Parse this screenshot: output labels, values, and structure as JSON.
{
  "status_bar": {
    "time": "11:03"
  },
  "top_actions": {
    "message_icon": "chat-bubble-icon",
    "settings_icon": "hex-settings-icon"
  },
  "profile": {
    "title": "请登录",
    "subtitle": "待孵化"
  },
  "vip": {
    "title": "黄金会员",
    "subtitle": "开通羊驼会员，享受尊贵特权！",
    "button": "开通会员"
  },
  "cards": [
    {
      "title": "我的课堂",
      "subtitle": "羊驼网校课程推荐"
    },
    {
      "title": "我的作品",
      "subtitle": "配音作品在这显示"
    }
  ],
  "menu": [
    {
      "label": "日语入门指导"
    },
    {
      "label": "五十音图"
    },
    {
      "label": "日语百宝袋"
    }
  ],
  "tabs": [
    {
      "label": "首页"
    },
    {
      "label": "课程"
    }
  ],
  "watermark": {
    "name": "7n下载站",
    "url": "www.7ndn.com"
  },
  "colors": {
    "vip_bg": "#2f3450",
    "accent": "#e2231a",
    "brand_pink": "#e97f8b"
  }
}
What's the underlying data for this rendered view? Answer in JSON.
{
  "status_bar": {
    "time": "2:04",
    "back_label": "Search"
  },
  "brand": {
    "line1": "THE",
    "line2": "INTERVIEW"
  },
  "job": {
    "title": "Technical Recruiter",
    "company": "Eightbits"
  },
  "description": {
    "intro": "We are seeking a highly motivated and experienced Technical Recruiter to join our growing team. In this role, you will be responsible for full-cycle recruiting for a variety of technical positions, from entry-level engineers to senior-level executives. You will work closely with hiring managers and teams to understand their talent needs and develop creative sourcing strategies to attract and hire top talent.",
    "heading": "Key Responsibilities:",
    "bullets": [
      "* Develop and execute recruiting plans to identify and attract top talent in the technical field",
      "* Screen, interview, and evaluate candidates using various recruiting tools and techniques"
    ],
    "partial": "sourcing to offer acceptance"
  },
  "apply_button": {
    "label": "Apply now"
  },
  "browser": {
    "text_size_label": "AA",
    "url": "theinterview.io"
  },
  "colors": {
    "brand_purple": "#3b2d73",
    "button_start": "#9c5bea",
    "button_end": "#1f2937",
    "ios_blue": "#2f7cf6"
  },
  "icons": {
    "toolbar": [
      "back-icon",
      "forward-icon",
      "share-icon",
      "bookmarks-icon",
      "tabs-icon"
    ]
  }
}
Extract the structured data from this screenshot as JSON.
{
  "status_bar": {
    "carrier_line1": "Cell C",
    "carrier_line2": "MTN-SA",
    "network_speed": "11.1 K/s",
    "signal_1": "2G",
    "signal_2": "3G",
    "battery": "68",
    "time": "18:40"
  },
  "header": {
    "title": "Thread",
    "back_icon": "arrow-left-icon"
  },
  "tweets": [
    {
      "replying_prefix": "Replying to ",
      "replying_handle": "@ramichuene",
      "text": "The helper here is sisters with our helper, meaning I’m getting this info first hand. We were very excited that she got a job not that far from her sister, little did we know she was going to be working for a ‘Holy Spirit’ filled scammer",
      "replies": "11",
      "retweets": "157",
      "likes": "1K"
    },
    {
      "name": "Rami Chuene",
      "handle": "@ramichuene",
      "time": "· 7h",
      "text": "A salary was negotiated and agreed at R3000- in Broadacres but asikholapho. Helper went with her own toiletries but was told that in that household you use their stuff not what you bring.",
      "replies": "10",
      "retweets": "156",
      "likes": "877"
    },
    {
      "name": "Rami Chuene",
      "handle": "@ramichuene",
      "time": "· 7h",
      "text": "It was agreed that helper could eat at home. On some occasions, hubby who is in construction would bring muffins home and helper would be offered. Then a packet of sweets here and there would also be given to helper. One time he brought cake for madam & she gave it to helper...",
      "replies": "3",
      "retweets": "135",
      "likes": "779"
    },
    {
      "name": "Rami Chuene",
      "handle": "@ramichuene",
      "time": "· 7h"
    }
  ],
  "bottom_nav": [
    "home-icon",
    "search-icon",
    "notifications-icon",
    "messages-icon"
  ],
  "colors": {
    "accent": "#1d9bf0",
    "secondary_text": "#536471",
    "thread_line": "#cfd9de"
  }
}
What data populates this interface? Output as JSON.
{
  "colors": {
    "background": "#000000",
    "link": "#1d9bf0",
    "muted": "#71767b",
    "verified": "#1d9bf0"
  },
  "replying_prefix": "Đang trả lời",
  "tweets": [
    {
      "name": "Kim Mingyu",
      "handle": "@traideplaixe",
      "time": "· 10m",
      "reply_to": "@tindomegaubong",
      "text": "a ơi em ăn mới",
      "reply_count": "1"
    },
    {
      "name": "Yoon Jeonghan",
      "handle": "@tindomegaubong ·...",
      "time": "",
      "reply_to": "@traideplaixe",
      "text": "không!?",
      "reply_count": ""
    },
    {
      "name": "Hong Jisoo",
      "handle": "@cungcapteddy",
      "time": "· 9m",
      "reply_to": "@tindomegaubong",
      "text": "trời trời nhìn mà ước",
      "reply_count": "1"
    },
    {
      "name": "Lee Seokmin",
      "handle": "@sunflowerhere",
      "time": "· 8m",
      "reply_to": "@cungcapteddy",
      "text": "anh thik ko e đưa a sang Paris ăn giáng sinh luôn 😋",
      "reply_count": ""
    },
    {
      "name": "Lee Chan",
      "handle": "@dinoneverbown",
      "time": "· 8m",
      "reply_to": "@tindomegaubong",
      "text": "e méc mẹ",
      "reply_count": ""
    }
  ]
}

+ + + + + + +

Tell how many lines in the material contain the word "Recruiter". Only the number is wanted.

2